TEXT TO READ:
— Start —
Would it blend in with the antique Pine filler?
Peter.


----------



## yetloh (25 Aug 2009)

Hi Peter,

Glad to hear you used a mask. Do vac around very thoroughly, particularly if there are small children around as they tend to transfer from surface, to hand to mouth a lot.

Yes, it certainly will be much quicker to go through the grades than the initial sanding. Fillers tend to be impervious, unlike wood so it is hard to say what the outcome would be if you left out the button polish so again, you would really need to try it out and see what happens. The advantage of using the button polish first is that it will seal the surface making it impervious to dirt and stains. Go on, do the job properly, you know you want to really and you won't regret it!!

Jim


----------



## pollys13 (25 Aug 2009)

Hi again Jim,
Mask yes, I went into the safety aspects when I became interested in Stained Glass. Asked people in the know on the forum. Also told the manufacturers of the mask what it was exactly for, what I would be doing.
The mask I have is completely sealed around my nose and chin, so no dust can get in. I also vacuum up, no children only Polly the cat and I shut her out of harms way in the kitchen.

Oh yes I want to do the job properly, though it has been taking quite a long time. Though iit s nice when I get down to the bare pine.
— End —
TASK:
Repeat the forum thread about sanding and sealing pine word for word.

DATA LINES:
— Start —
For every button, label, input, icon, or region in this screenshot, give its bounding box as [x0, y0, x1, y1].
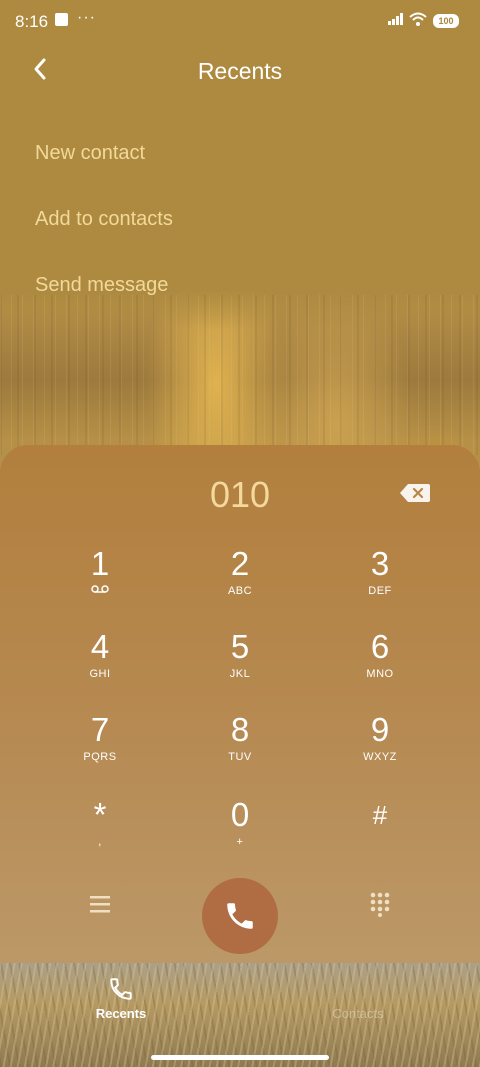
send-message-option[interactable]: Send message [35, 274, 168, 297]
key-letters: PQRS [83, 751, 117, 763]
battery-icon: 100 [433, 14, 459, 28]
key-6[interactable]: 6 MNO [320, 629, 440, 705]
key-0[interactable]: 0 + [180, 797, 300, 873]
key-digit: 8 [230, 711, 250, 748]
voicemail-icon [91, 585, 109, 593]
keypad-icon[interactable] [369, 891, 391, 917]
menu-icon[interactable] [89, 893, 111, 915]
key-digit: 2 [230, 545, 250, 582]
key-digit: # [372, 800, 388, 830]
key-letters: GHI [89, 668, 111, 680]
key-letters: JKL [229, 668, 251, 680]
call-button[interactable] [202, 878, 278, 954]
key-hash[interactable]: # [320, 797, 440, 873]
key-2[interactable]: 2 ABC [180, 546, 300, 622]
new-contact-option[interactable]: New contact [35, 142, 145, 165]
tab-contacts-label: Contacts [332, 1006, 384, 1021]
status-bar: 8:16 ··· 100 [0, 0, 480, 44]
key-letters: , [98, 836, 102, 848]
key-3[interactable]: 3 DEF [320, 546, 440, 622]
key-1[interactable]: 1 [40, 546, 160, 622]
key-letters: TUV [228, 751, 252, 763]
key-digit: * [93, 796, 107, 833]
phone-icon [227, 903, 253, 929]
key-8[interactable]: 8 TUV [180, 712, 300, 788]
key-4[interactable]: 4 GHI [40, 629, 160, 705]
more-notifications-icon: ··· [77, 9, 96, 26]
tab-recents[interactable]: Recents [61, 976, 181, 1021]
tab-recents-label: Recents [95, 1006, 147, 1021]
key-letters: ABC [227, 585, 253, 597]
key-9[interactable]: 9 WXYZ [320, 712, 440, 788]
page-title: Recents [197, 58, 283, 84]
key-letters: WXYZ [363, 751, 397, 763]
key-letters: + [236, 836, 244, 848]
backspace-icon[interactable] [399, 482, 431, 504]
signal-icon [388, 13, 403, 25]
key-digit: 1 [90, 545, 110, 582]
key-digit: 5 [230, 628, 250, 665]
key-digit: 6 [370, 628, 390, 665]
key-digit: 0 [230, 796, 250, 833]
key-letters: MNO [366, 668, 394, 680]
key-digit: 4 [90, 628, 110, 665]
home-indicator[interactable] [151, 1055, 329, 1060]
key-digit: 7 [90, 711, 110, 748]
status-time: 8:16 [15, 12, 49, 31]
key-7[interactable]: 7 PQRS [40, 712, 160, 788]
phone-icon [110, 978, 132, 1000]
key-digit: 3 [370, 545, 390, 582]
wifi-icon [409, 12, 427, 26]
tab-contacts[interactable]: Contacts [298, 1006, 418, 1021]
add-to-contacts-option[interactable]: Add to contacts [35, 208, 173, 231]
wallpaper-forest [0, 295, 480, 455]
key-letters: DEF [368, 585, 392, 597]
notification-icon [55, 13, 68, 26]
key-digit: 9 [370, 711, 390, 748]
key-5[interactable]: 5 JKL [180, 629, 300, 705]
key-star[interactable]: * , [40, 797, 160, 873]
— End —
EXERCISE ANSWER:
Would it blend in with the antique Pine filler?
Peter.


----------



## yetloh (25 Aug 2009)

Hi Peter,

Glad to hear you used a mask. Do vac around very thoroughly, particularly if there are small children around as they tend to transfer from surface, to hand to mouth a lot.

Yes, it certainly will be much quicker to go through the grades than the initial sanding. Fillers tend to be impervious, unlike wood so it is hard to say what the outcome would be if you left out the button polish so again, you would really need to try it out and see what happens. The advantage of using the button polish first is that it will seal the surface making it impervious to dirt and stains. Go on, do the job properly, you know you want to really and you won't regret it!!

Jim


----------



## pollys13 (25 Aug 2009)

Hi again Jim,
Mask yes, I went into the safety aspects when I became interested in Stained Glass. Asked people in the know on the forum. Also told the manufacturers of the mask what it was exactly for, what I would be doing.
The mask I have is completely sealed around my nose and chin, so no dust can get in. I also vacuum up, no children only Polly the cat and I shut her out of harms way in the kitchen.

Oh yes I want to do the job properly, though it has been taking quite a long time. Though iit s nice when I get down to the bare pine.